* Data records *
____________________
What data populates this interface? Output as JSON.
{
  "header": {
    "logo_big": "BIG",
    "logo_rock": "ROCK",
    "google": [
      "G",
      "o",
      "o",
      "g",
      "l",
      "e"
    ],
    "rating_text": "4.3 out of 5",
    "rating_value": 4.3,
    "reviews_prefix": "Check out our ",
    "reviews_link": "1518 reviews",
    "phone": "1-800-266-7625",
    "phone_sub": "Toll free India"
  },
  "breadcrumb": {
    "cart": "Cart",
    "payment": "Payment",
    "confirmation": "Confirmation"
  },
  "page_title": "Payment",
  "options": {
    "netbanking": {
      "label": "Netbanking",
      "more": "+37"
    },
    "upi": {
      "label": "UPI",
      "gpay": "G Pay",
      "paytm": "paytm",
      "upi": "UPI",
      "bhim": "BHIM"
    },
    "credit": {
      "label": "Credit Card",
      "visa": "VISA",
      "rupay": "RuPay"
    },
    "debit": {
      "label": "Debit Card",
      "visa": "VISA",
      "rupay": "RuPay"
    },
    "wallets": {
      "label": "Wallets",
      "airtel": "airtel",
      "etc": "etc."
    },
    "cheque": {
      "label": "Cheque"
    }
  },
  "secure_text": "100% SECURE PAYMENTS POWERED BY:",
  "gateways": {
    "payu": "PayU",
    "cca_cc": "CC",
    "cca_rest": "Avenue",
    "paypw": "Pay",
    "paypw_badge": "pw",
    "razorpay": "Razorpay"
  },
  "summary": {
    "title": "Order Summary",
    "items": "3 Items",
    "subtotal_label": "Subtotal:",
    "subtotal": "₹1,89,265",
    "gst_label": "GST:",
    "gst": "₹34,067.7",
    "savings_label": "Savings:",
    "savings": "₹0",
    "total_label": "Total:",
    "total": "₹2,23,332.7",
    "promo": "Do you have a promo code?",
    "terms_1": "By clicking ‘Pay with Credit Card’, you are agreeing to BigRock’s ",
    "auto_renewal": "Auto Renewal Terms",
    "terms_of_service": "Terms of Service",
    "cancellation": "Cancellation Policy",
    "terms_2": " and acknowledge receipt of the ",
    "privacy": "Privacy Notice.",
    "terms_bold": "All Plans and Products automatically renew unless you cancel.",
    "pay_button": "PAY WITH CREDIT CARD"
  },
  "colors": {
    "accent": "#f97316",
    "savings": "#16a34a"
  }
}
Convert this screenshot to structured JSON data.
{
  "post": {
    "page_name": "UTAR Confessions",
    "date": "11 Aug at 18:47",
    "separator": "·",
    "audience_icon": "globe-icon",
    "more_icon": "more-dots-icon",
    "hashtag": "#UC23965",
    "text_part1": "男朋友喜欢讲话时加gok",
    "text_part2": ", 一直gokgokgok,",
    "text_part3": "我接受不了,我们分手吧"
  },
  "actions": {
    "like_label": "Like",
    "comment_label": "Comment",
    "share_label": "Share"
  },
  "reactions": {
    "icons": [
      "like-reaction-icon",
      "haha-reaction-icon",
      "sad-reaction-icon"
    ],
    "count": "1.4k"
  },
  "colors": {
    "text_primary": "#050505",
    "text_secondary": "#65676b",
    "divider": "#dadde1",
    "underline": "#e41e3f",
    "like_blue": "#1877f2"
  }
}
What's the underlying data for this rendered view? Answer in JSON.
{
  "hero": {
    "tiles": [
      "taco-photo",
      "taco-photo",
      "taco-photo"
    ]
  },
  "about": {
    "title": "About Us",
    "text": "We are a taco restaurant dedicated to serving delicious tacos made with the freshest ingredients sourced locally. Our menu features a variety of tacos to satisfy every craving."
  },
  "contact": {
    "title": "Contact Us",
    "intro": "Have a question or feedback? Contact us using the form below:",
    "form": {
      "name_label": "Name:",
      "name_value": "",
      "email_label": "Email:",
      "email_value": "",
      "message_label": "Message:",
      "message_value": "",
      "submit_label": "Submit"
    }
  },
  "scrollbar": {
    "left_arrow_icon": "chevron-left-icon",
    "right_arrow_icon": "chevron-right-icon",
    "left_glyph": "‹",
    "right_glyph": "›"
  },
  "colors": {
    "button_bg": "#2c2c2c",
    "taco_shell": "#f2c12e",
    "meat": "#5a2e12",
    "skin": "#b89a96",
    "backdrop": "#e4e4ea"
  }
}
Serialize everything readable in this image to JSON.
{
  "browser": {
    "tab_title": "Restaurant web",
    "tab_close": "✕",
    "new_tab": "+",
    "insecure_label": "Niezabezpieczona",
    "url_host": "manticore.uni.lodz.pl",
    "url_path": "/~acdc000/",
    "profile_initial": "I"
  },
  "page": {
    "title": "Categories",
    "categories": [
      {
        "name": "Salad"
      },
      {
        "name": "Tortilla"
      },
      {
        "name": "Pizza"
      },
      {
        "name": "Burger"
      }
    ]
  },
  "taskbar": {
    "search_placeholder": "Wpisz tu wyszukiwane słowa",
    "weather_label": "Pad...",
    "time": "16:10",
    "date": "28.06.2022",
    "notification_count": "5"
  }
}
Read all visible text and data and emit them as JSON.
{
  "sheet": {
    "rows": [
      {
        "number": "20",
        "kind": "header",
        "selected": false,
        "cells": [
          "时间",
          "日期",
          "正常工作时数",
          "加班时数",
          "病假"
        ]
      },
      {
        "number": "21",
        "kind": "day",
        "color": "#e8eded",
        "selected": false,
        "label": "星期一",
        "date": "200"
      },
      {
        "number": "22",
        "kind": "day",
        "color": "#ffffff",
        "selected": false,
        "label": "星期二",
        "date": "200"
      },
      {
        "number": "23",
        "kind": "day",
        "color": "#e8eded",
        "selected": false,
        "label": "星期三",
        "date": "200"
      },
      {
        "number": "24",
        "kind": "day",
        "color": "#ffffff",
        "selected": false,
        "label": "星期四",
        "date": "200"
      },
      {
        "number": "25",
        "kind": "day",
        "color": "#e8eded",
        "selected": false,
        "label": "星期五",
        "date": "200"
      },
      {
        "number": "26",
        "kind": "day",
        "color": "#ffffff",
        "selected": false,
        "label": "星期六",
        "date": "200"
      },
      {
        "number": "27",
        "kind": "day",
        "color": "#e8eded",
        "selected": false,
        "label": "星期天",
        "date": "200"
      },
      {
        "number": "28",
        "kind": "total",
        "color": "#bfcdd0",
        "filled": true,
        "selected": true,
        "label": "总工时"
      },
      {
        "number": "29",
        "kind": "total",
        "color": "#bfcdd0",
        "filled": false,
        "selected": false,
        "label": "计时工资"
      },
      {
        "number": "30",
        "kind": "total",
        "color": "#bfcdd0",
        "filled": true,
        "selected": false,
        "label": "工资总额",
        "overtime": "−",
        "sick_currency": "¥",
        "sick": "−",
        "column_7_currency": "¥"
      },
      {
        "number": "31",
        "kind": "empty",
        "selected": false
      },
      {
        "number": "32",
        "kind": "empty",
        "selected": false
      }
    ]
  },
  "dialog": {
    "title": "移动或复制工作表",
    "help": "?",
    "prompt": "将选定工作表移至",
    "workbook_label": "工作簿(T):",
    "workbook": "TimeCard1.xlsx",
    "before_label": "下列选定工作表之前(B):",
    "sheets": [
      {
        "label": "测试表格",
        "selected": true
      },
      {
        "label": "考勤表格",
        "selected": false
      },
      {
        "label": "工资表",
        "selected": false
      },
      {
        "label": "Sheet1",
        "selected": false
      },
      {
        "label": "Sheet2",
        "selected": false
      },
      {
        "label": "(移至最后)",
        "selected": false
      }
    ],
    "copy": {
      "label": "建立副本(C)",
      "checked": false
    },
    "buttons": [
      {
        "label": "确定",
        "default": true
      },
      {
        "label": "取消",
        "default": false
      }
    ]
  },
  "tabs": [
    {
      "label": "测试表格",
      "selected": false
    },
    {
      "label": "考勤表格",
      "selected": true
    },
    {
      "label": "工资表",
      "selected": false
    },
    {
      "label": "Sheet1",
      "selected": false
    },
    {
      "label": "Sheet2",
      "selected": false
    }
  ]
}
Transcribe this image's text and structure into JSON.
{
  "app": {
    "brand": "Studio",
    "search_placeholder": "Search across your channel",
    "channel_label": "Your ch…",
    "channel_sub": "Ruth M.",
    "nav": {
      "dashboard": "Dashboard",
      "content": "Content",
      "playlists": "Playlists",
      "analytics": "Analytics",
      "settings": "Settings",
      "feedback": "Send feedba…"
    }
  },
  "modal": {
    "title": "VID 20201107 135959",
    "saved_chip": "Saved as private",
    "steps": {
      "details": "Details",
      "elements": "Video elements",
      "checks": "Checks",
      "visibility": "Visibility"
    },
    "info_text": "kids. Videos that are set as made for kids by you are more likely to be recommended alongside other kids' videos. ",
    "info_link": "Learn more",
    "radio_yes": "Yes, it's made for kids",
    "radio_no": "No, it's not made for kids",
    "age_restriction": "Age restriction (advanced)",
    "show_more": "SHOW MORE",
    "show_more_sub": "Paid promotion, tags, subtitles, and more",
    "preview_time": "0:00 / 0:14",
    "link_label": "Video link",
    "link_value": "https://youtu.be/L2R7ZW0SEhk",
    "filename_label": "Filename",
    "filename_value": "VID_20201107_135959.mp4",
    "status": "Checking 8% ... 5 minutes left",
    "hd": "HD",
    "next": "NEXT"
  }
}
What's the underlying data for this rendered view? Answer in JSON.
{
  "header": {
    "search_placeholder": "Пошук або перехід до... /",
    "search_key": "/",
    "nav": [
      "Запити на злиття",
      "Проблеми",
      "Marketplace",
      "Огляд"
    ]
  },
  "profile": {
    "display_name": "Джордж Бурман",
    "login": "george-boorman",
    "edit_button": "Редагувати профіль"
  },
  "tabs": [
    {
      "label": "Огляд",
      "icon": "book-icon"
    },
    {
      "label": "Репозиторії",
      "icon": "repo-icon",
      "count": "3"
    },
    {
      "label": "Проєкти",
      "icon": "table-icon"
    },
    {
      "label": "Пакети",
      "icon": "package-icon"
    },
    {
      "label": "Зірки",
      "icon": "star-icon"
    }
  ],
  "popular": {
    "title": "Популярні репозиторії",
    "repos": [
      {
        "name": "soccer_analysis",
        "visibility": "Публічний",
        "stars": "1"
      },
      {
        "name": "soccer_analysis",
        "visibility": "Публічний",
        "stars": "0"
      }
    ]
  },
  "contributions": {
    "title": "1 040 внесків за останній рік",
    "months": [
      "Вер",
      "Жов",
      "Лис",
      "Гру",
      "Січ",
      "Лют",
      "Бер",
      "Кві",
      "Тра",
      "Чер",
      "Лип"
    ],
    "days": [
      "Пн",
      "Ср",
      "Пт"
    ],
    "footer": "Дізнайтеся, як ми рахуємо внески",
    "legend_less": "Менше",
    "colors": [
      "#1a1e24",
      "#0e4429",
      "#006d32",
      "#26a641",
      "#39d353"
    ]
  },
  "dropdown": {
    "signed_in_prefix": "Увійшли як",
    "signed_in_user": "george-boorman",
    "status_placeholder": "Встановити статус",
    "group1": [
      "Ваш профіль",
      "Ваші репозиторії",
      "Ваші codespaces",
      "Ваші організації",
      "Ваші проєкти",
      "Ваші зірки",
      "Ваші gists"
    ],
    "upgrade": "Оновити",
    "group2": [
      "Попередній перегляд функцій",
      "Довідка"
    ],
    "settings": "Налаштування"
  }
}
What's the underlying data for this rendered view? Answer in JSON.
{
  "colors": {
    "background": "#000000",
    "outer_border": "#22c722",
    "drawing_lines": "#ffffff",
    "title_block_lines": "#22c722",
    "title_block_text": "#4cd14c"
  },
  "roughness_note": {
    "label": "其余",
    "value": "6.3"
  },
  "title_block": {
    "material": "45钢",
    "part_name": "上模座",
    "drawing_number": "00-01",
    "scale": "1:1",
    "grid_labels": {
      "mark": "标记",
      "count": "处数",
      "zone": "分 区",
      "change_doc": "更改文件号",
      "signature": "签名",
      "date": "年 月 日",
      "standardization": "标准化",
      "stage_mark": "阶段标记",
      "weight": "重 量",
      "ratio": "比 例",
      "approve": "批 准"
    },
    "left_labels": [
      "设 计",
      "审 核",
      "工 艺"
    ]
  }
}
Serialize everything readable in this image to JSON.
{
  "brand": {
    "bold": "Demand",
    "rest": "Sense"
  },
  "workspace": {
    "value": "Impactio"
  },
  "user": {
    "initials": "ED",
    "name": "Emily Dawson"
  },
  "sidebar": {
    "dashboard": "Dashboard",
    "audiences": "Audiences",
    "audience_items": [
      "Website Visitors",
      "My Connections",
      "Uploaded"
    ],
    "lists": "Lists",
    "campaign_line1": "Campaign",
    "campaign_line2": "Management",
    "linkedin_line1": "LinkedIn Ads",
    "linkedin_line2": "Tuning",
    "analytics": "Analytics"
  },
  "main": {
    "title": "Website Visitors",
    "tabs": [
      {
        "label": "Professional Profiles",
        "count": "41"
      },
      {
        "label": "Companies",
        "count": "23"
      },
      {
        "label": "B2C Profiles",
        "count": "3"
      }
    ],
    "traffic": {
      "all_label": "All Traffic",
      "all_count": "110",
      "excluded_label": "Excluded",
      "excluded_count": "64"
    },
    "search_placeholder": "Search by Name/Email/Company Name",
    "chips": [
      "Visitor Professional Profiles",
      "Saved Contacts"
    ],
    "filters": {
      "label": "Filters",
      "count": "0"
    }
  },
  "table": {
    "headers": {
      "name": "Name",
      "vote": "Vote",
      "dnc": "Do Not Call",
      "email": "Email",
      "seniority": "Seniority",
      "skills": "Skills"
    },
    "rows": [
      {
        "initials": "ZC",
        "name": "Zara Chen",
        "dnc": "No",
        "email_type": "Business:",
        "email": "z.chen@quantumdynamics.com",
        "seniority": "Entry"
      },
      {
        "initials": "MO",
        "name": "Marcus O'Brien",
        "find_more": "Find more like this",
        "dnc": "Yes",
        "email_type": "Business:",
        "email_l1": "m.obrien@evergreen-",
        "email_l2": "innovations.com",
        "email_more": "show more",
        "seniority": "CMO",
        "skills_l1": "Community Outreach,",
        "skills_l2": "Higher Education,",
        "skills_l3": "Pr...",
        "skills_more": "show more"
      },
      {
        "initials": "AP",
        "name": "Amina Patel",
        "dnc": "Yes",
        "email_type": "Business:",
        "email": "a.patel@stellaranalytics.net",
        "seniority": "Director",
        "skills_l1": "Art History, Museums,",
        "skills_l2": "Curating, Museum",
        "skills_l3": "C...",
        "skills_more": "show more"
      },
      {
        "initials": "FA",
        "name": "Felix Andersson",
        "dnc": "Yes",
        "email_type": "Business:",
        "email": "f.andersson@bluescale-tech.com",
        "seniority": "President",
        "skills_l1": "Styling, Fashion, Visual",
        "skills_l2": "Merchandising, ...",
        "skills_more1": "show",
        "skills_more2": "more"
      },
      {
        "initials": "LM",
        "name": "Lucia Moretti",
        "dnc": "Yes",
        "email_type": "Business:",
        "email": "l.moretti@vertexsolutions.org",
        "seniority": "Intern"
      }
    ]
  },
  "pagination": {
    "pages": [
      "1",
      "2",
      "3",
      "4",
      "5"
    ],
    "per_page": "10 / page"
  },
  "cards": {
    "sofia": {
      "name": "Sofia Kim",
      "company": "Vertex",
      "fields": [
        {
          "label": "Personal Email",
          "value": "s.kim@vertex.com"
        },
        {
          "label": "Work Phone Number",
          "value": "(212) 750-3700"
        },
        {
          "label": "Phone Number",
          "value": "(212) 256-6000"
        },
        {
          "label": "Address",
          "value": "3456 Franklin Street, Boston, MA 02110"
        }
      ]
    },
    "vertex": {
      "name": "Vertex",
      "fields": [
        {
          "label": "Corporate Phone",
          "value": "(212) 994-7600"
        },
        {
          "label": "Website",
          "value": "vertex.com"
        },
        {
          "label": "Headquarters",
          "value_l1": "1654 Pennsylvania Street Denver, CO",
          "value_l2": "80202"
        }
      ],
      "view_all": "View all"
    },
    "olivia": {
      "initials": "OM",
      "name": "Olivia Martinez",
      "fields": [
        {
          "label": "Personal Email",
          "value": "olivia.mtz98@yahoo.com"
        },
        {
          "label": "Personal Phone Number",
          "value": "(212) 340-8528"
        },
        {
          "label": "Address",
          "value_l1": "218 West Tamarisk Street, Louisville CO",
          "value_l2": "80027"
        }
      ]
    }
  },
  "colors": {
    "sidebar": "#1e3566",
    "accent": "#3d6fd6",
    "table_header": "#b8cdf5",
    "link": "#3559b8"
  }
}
____________________
* Requirement *
Your task is to pick out every line with the string "initials" and copy it.

* Answer to this task *
    "initials": "ED",
        "initials": "ZC",
        "initials": "MO",
        "initials": "AP",
        "initials": "FA",
        "initials": "LM",
      "initials": "OM",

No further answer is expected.